● EXERCISE AIM:
Return, unchanged, the stretch of lines from the start of the records through the line containing "purge-cv-valve [120,132,222,188]".

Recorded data

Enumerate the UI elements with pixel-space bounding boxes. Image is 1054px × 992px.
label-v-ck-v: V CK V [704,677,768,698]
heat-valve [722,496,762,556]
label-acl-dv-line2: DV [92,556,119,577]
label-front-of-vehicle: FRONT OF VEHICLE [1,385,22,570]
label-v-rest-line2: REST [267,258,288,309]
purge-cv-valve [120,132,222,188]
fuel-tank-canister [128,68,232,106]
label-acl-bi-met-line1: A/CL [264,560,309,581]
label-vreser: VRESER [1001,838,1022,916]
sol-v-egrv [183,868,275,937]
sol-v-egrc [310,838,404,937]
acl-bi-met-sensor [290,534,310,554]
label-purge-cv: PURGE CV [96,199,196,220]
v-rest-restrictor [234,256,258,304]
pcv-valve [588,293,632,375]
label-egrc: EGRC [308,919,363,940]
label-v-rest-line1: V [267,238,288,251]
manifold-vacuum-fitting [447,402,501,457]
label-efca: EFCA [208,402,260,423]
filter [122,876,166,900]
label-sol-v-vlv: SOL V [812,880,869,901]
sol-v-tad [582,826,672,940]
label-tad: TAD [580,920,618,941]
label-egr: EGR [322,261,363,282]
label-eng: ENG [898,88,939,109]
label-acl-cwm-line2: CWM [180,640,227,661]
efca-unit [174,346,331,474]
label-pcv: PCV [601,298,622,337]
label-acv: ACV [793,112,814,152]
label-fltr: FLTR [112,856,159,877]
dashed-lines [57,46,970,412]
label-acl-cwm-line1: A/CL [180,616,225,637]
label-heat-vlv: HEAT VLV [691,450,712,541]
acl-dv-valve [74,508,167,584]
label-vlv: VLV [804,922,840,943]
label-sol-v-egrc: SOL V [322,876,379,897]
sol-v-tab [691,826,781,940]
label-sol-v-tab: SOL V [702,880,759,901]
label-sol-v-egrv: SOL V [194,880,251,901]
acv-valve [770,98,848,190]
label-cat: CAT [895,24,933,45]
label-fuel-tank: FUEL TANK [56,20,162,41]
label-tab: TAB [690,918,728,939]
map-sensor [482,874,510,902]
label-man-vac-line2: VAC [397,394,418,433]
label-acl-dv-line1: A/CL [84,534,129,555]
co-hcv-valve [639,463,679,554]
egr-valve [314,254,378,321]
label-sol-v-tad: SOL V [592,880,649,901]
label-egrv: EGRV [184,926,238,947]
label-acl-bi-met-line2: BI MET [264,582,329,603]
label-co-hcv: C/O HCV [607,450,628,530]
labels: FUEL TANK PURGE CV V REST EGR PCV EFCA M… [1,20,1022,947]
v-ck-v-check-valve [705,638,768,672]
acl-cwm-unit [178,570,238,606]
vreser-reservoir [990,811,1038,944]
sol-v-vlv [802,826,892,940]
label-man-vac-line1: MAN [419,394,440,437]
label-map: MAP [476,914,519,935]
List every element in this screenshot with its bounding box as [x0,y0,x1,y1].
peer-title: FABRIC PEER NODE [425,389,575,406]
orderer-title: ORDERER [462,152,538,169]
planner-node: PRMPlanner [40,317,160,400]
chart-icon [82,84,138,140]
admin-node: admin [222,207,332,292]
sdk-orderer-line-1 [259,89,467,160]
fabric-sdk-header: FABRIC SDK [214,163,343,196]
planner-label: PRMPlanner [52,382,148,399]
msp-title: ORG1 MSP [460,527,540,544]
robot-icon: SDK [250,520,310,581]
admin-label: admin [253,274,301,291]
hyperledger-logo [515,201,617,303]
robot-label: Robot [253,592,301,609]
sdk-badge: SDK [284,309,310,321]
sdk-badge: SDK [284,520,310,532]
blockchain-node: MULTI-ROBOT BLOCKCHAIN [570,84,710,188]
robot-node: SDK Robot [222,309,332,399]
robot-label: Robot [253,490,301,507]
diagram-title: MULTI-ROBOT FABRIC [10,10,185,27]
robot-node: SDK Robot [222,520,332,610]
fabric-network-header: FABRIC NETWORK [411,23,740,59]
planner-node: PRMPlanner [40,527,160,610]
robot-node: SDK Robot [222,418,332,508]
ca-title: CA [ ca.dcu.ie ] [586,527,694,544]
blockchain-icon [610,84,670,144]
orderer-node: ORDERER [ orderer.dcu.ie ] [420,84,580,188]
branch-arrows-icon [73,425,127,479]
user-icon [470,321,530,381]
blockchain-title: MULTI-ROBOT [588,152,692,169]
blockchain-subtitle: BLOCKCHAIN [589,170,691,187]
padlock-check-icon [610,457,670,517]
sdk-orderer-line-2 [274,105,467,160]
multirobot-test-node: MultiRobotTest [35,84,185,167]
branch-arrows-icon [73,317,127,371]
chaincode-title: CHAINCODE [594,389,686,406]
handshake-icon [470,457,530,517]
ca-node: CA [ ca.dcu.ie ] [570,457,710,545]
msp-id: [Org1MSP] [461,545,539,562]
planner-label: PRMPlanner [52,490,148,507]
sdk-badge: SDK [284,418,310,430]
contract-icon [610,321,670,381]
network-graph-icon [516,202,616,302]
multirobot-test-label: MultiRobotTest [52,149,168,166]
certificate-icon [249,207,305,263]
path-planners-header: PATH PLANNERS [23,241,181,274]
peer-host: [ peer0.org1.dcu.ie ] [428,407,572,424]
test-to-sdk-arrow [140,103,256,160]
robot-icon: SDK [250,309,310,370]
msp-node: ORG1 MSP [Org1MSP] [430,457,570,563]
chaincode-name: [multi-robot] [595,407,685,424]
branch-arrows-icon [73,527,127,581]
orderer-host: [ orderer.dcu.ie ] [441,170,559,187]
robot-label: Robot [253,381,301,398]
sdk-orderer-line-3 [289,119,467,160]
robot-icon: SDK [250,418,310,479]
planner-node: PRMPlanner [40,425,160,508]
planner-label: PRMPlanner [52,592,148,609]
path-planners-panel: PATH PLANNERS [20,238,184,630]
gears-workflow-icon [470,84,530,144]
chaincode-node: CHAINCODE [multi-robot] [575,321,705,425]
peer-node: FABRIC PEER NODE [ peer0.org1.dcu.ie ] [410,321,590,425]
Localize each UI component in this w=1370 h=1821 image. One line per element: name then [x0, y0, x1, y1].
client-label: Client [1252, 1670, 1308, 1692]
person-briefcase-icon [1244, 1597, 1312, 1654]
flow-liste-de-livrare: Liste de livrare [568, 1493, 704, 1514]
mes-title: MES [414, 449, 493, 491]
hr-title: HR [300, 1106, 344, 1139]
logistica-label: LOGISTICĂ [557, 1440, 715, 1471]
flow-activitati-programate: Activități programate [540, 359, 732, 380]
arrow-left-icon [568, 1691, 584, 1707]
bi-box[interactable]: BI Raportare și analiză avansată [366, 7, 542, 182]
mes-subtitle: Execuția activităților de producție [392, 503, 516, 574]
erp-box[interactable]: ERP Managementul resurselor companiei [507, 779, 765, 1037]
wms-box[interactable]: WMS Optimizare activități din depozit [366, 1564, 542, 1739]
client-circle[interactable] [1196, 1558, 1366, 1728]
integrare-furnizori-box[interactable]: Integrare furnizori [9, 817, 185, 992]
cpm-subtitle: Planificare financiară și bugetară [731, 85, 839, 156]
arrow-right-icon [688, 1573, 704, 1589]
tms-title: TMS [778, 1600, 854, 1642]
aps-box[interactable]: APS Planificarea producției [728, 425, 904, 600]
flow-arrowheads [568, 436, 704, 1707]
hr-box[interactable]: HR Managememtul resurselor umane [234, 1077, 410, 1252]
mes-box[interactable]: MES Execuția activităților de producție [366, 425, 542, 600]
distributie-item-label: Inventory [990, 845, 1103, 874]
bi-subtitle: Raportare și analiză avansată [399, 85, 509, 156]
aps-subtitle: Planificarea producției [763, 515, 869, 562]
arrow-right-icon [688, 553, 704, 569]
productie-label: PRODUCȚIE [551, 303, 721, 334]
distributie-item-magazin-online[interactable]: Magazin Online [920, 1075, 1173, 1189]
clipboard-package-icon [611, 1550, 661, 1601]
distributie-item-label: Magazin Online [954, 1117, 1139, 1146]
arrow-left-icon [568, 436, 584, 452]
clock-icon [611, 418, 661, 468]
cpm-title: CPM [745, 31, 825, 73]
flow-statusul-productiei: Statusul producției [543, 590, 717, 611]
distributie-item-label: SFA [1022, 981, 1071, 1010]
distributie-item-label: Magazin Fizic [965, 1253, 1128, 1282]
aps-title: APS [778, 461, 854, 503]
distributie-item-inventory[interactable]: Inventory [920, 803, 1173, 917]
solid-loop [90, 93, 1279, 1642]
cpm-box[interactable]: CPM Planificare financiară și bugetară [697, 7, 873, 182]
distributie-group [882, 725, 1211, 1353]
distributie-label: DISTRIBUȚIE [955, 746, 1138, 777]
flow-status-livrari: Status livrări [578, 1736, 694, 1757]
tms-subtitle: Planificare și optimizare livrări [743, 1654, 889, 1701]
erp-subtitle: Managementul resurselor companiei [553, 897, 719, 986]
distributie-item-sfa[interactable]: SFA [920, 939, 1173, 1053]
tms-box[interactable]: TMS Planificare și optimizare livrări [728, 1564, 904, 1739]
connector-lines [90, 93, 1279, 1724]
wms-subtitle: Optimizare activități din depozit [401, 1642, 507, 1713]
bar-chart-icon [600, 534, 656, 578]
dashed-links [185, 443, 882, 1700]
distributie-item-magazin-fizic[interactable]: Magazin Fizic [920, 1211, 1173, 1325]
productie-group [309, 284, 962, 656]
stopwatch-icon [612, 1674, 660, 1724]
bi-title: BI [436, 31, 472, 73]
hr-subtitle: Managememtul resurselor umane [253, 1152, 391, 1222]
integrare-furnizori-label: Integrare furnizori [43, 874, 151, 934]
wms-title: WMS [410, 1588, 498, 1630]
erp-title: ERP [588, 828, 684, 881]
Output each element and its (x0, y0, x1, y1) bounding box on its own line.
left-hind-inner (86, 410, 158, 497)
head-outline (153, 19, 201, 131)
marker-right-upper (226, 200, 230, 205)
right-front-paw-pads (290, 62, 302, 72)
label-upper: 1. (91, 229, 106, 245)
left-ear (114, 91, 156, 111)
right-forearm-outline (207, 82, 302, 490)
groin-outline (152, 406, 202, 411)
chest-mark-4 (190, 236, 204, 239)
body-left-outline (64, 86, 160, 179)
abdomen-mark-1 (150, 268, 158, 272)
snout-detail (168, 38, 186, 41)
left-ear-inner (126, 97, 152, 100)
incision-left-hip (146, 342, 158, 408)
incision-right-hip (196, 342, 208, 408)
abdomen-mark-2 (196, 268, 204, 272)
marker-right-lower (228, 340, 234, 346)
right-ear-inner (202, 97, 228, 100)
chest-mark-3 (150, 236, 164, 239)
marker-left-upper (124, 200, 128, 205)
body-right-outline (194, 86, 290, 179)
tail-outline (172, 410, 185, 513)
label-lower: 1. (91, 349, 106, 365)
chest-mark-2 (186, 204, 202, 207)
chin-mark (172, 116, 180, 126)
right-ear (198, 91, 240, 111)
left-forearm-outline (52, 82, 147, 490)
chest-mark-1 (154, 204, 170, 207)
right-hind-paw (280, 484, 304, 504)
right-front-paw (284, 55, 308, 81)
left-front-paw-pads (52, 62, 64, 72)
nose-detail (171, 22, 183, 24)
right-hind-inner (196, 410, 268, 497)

● RESPONSE BELOW:
Enumerate the UI elements with pixel-space bounding boxes. Image is 1054px × 992px.
label-v-ck-v: V CK V [704,677,768,698]
heat-valve [722,496,762,556]
label-acl-dv-line2: DV [92,556,119,577]
label-front-of-vehicle: FRONT OF VEHICLE [1,385,22,570]
label-v-rest-line2: REST [267,258,288,309]
purge-cv-valve [120,132,222,188]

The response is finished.